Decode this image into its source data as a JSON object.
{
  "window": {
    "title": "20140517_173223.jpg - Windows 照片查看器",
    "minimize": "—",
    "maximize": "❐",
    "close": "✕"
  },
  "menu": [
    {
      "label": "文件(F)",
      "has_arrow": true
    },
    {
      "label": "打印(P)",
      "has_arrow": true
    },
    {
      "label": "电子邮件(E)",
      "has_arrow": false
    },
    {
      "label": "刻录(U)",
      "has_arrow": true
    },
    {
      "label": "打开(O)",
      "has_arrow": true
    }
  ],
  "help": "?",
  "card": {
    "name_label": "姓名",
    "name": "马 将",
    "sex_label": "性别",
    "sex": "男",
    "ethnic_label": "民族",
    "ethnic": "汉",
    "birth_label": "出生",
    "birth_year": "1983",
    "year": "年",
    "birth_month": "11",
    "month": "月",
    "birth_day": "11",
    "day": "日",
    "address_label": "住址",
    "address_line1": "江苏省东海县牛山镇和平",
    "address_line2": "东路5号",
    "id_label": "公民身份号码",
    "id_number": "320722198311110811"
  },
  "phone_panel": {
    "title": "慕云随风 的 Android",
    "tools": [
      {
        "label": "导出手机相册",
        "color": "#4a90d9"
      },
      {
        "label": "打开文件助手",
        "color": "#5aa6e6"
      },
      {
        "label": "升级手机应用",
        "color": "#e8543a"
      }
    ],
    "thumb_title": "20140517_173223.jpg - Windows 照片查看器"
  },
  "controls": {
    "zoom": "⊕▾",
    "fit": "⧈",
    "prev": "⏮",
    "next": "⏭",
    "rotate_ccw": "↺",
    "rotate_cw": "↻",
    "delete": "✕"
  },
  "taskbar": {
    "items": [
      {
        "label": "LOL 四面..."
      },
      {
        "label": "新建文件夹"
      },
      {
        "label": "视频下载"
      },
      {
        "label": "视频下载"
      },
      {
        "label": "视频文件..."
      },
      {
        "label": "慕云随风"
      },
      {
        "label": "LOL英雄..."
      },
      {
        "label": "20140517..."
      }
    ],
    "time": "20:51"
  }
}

Stated task: Give the entries again in full, exactly as they are written.

Written solution:
Decode this image into its source data as a JSON object.
{
  "window": {
    "title": "20140517_173223.jpg - Windows 照片查看器",
    "minimize": "—",
    "maximize": "❐",
    "close": "✕"
  },
  "menu": [
    {
      "label": "文件(F)",
      "has_arrow": true
    },
    {
      "label": "打印(P)",
      "has_arrow": true
    },
    {
      "label": "电子邮件(E)",
      "has_arrow": false
    },
    {
      "label": "刻录(U)",
      "has_arrow": true
    },
    {
      "label": "打开(O)",
      "has_arrow": true
    }
  ],
  "help": "?",
  "card": {
    "name_label": "姓名",
    "name": "马 将",
    "sex_label": "性别",
    "sex": "男",
    "ethnic_label": "民族",
    "ethnic": "汉",
    "birth_label": "出生",
    "birth_year": "1983",
    "year": "年",
    "birth_month": "11",
    "month": "月",
    "birth_day": "11",
    "day": "日",
    "address_label": "住址",
    "address_line1": "江苏省东海县牛山镇和平",
    "address_line2": "东路5号",
    "id_label": "公民身份号码",
    "id_number": "320722198311110811"
  },
  "phone_panel": {
    "title": "慕云随风 的 Android",
    "tools": [
      {
        "label": "导出手机相册",
        "color": "#4a90d9"
      },
      {
        "label": "打开文件助手",
        "color": "#5aa6e6"
      },
      {
        "label": "升级手机应用",
        "color": "#e8543a"
      }
    ],
    "thumb_title": "20140517_173223.jpg - Windows 照片查看器"
  },
  "controls": {
    "zoom": "⊕▾",
    "fit": "⧈",
    "prev": "⏮",
    "next": "⏭",
    "rotate_ccw": "↺",
    "rotate_cw": "↻",
    "delete": "✕"
  },
  "taskbar": {
    "items": [
      {
        "label": "LOL 四面..."
      },
      {
        "label": "新建文件夹"
      },
      {
        "label": "视频下载"
      },
      {
        "label": "视频下载"
      },
      {
        "label": "视频文件..."
      },
      {
        "label": "慕云随风"
      },
      {
        "label": "LOL英雄..."
      },
      {
        "label": "20140517..."
      }
    ],
    "time": "20:51"
  }
}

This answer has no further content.